**Work instructions**.
Find how many lines in the data below mention "Check". Give the number only.

**Records for processing**.
-------

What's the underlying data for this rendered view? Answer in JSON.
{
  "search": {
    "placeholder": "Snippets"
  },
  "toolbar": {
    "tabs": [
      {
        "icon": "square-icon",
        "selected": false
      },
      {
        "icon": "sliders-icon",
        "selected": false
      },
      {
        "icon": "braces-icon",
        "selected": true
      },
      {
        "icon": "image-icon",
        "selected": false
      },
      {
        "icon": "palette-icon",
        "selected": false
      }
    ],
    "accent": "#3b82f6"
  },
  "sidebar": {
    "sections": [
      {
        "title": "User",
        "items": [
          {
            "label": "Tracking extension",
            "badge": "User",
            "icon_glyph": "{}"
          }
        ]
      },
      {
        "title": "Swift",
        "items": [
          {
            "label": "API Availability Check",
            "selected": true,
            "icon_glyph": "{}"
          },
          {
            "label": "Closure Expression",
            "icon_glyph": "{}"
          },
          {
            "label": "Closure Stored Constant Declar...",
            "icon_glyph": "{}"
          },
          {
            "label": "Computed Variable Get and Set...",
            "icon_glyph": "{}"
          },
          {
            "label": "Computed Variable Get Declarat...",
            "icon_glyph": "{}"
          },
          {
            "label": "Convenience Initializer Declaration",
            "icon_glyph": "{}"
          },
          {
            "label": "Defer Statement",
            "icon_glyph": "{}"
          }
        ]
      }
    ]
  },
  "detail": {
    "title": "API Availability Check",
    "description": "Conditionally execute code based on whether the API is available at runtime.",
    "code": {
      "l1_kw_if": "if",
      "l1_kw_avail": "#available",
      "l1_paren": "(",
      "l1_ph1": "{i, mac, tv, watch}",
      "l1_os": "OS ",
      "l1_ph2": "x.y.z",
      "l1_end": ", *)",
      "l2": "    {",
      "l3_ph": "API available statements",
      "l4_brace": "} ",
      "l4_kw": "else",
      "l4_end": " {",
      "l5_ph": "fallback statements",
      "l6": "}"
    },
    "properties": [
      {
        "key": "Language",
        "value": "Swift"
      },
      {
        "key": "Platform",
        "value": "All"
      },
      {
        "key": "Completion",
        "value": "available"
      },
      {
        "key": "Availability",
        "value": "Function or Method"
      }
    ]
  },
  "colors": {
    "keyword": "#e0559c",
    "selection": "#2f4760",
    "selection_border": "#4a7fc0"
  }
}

-------

**Answer to the problem**.
2